◆ **Given request**
Please print all of the material below, word for word.

◆ **Excerpts from a figure dataset**
══════
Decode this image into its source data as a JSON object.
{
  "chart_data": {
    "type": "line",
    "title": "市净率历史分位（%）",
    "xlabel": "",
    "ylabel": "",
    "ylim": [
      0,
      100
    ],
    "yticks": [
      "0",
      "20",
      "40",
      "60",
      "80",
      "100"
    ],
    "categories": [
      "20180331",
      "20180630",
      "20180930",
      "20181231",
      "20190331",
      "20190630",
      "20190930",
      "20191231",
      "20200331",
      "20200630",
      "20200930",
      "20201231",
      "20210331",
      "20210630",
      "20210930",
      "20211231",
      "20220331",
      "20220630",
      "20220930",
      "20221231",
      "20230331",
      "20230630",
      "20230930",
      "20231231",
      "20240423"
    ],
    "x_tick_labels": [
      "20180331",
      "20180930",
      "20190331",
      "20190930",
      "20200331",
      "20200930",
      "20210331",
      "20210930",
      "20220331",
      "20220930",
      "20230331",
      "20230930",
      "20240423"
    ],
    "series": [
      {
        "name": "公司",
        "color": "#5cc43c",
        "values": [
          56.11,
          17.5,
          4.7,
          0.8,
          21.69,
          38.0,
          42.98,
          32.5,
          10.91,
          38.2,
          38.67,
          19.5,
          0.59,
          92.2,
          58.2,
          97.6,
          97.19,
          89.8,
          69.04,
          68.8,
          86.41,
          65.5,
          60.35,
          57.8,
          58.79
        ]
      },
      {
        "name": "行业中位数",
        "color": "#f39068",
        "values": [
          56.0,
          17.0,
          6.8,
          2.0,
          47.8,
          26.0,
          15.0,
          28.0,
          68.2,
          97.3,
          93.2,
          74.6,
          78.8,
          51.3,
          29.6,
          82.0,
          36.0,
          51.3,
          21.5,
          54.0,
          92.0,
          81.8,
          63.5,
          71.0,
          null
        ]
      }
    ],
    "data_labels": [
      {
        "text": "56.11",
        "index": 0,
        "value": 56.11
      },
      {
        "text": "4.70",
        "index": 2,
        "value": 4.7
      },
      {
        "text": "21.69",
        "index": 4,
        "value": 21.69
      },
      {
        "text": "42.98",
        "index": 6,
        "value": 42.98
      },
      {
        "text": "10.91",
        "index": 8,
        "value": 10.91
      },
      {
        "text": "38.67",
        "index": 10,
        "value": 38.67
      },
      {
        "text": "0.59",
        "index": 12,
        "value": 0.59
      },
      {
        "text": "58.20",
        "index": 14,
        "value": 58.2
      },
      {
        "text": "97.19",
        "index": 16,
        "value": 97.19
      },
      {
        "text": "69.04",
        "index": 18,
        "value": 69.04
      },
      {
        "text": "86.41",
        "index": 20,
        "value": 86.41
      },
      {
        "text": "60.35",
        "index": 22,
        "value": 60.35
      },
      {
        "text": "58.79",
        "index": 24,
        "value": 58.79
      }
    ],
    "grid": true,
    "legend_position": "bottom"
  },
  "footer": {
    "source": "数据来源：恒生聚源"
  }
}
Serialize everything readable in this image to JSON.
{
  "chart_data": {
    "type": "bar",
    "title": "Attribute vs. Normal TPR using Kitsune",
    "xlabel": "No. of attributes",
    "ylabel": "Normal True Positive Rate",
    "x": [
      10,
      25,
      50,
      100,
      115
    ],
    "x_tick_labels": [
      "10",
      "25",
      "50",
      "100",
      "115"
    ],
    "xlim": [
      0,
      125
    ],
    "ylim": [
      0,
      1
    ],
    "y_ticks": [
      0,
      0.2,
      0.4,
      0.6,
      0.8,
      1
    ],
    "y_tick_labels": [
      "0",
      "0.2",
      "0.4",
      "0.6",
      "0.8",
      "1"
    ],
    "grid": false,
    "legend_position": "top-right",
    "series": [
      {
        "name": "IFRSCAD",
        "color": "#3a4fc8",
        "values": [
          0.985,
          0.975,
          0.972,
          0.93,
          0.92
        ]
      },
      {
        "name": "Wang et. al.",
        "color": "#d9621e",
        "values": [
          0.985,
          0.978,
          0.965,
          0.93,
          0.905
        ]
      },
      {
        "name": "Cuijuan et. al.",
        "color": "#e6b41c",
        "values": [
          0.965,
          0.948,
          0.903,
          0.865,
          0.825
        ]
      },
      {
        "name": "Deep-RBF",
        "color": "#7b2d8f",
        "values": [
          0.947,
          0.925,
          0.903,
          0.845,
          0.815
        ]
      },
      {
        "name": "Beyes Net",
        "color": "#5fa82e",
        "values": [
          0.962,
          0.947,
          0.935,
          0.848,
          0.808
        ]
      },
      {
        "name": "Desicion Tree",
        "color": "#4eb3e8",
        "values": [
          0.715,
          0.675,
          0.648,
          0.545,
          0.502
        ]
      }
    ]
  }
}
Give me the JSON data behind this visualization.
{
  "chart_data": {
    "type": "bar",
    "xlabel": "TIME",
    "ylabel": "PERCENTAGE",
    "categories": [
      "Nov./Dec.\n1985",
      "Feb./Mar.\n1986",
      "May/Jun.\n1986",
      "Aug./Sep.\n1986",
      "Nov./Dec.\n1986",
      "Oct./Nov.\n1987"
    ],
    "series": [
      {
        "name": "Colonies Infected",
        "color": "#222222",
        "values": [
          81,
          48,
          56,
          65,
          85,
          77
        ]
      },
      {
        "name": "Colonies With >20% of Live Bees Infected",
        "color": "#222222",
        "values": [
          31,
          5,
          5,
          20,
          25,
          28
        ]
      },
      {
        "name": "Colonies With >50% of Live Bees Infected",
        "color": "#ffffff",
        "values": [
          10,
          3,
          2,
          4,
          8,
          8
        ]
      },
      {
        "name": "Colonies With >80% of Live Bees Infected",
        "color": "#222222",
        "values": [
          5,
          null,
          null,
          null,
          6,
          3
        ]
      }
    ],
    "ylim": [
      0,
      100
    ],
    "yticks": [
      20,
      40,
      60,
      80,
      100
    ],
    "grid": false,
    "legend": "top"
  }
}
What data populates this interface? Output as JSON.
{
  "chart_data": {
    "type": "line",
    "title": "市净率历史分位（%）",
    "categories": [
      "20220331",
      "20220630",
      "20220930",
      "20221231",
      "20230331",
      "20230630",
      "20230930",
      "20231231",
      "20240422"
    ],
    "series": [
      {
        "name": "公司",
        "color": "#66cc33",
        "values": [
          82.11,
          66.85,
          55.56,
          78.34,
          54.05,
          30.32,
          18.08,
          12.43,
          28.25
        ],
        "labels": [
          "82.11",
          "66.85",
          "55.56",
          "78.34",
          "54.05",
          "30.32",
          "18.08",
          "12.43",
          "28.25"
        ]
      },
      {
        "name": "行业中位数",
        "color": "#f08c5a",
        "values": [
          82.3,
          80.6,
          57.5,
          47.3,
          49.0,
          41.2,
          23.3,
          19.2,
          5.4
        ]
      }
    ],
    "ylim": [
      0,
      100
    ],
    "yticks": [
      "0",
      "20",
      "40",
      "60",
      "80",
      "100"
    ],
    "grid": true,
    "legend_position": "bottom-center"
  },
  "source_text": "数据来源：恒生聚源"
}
══════
◆ **Final result**
Decode this image into its source data as a JSON object.
{
  "chart_data": {
    "type": "line",
    "title": "市净率历史分位（%）",
    "xlabel": "",
    "ylabel": "",
    "ylim": [
      0,
      100
    ],
    "yticks": [
      "0",
      "20",
      "40",
      "60",
      "80",
      "100"
    ],
    "categories": [
      "20180331",
      "20180630",
      "20180930",
      "20181231",
      "20190331",
      "20190630",
      "20190930",
      "20191231",
      "20200331",
      "20200630",
      "20200930",
      "20201231",
      "20210331",
      "20210630",
      "20210930",
      "20211231",
      "20220331",
      "20220630",
      "20220930",
      "20221231",
      "20230331",
      "20230630",
      "20230930",
      "20231231",
      "20240423"
    ],
    "x_tick_labels": [
      "20180331",
      "20180930",
      "20190331",
      "20190930",
      "20200331",
      "20200930",
      "20210331",
      "20210930",
      "20220331",
      "20220930",
      "20230331",
      "20230930",
      "20240423"
    ],
    "series": [
      {
        "name": "公司",
        "color": "#5cc43c",
        "values": [
          56.11,
          17.5,
          4.7,
          0.8,
          21.69,
          38.0,
          42.98,
          32.5,
          10.91,
          38.2,
          38.67,
          19.5,
          0.59,
          92.2,
          58.2,
          97.6,
          97.19,
          89.8,
          69.04,
          68.8,
          86.41,
          65.5,
          60.35,
          57.8,
          58.79
        ]
      },
      {
        "name": "行业中位数",
        "color": "#f39068",
        "values": [
          56.0,
          17.0,
          6.8,
          2.0,
          47.8,
          26.0,
          15.0,
          28.0,
          68.2,
          97.3,
          93.2,
          74.6,
          78.8,
          51.3,
          29.6,
          82.0,
          36.0,
          51.3,
          21.5,
          54.0,
          92.0,
          81.8,
          63.5,
          71.0,
          null
        ]
      }
    ],
    "data_labels": [
      {
        "text": "56.11",
        "index": 0,
        "value": 56.11
      },
      {
        "text": "4.70",
        "index": 2,
        "value": 4.7
      },
      {
        "text": "21.69",
        "index": 4,
        "value": 21.69
      },
      {
        "text": "42.98",
        "index": 6,
        "value": 42.98
      },
      {
        "text": "10.91",
        "index": 8,
        "value": 10.91
      },
      {
        "text": "38.67",
        "index": 10,
        "value": 38.67
      },
      {
        "text": "0.59",
        "index": 12,
        "value": 0.59
      },
      {
        "text": "58.20",
        "index": 14,
        "value": 58.2
      },
      {
        "text": "97.19",
        "index": 16,
        "value": 97.19
      },
      {
        "text": "69.04",
        "index": 18,
        "value": 69.04
      },
      {
        "text": "86.41",
        "index": 20,
        "value": 86.41
      },
      {
        "text": "60.35",
        "index": 22,
        "value": 60.35
      },
      {
        "text": "58.79",
        "index": 24,
        "value": 58.79
      }
    ],
    "grid": true,
    "legend_position": "bottom"
  },
  "footer": {
    "source": "数据来源：恒生聚源"
  }
}
Serialize everything readable in this image to JSON.
{
  "chart_data": {
    "type": "bar",
    "title": "Attribute vs. Normal TPR using Kitsune",
    "xlabel": "No. of attributes",
    "ylabel": "Normal True Positive Rate",
    "x": [
      10,
      25,
      50,
      100,
      115
    ],
    "x_tick_labels": [
      "10",
      "25",
      "50",
      "100",
      "115"
    ],
    "xlim": [
      0,
      125
    ],
    "ylim": [
      0,
      1
    ],
    "y_ticks": [
      0,
      0.2,
      0.4,
      0.6,
      0.8,
      1
    ],
    "y_tick_labels": [
      "0",
      "0.2",
      "0.4",
      "0.6",
      "0.8",
      "1"
    ],
    "grid": false,
    "legend_position": "top-right",
    "series": [
      {
        "name": "IFRSCAD",
        "color": "#3a4fc8",
        "values": [
          0.985,
          0.975,
          0.972,
          0.93,
          0.92
        ]
      },
      {
        "name": "Wang et. al.",
        "color": "#d9621e",
        "values": [
          0.985,
          0.978,
          0.965,
          0.93,
          0.905
        ]
      },
      {
        "name": "Cuijuan et. al.",
        "color": "#e6b41c",
        "values": [
          0.965,
          0.948,
          0.903,
          0.865,
          0.825
        ]
      },
      {
        "name": "Deep-RBF",
        "color": "#7b2d8f",
        "values": [
          0.947,
          0.925,
          0.903,
          0.845,
          0.815
        ]
      },
      {
        "name": "Beyes Net",
        "color": "#5fa82e",
        "values": [
          0.962,
          0.947,
          0.935,
          0.848,
          0.808
        ]
      },
      {
        "name": "Desicion Tree",
        "color": "#4eb3e8",
        "values": [
          0.715,
          0.675,
          0.648,
          0.545,
          0.502
        ]
      }
    ]
  }
}
Give me the JSON data behind this visualization.
{
  "chart_data": {
    "type": "bar",
    "xlabel": "TIME",
    "ylabel": "PERCENTAGE",
    "categories": [
      "Nov./Dec.\n1985",
      "Feb./Mar.\n1986",
      "May/Jun.\n1986",
      "Aug./Sep.\n1986",
      "Nov./Dec.\n1986",
      "Oct./Nov.\n1987"
    ],
    "series": [
      {
        "name": "Colonies Infected",
        "color": "#222222",
        "values": [
          81,
          48,
          56,
          65,
          85,
          77
        ]
      },
      {
        "name": "Colonies With >20% of Live Bees Infected",
        "color": "#222222",
        "values": [
          31,
          5,
          5,
          20,
          25,
          28
        ]
      },
      {
        "name": "Colonies With >50% of Live Bees Infected",
        "color": "#ffffff",
        "values": [
          10,
          3,
          2,
          4,
          8,
          8
        ]
      },
      {
        "name": "Colonies With >80% of Live Bees Infected",
        "color": "#222222",
        "values": [
          5,
          null,
          null,
          null,
          6,
          3
        ]
      }
    ],
    "ylim": [
      0,
      100
    ],
    "yticks": [
      20,
      40,
      60,
      80,
      100
    ],
    "grid": false,
    "legend": "top"
  }
}
What data populates this interface? Output as JSON.
{
  "chart_data": {
    "type": "line",
    "title": "市净率历史分位（%）",
    "categories": [
      "20220331",
      "20220630",
      "20220930",
      "20221231",
      "20230331",
      "20230630",
      "20230930",
      "20231231",
      "20240422"
    ],
    "series": [
      {
        "name": "公司",
        "color": "#66cc33",
        "values": [
          82.11,
          66.85,
          55.56,
          78.34,
          54.05,
          30.32,
          18.08,
          12.43,
          28.25
        ],
        "labels": [
          "82.11",
          "66.85",
          "55.56",
          "78.34",
          "54.05",
          "30.32",
          "18.08",
          "12.43",
          "28.25"
        ]
      },
      {
        "name": "行业中位数",
        "color": "#f08c5a",
        "values": [
          82.3,
          80.6,
          57.5,
          47.3,
          49.0,
          41.2,
          23.3,
          19.2,
          5.4
        ]
      }
    ],
    "ylim": [
      0,
      100
    ],
    "yticks": [
      "0",
      "20",
      "40",
      "60",
      "80",
      "100"
    ],
    "grid": true,
    "legend_position": "bottom-center"
  },
  "source_text": "数据来源：恒生聚源"
}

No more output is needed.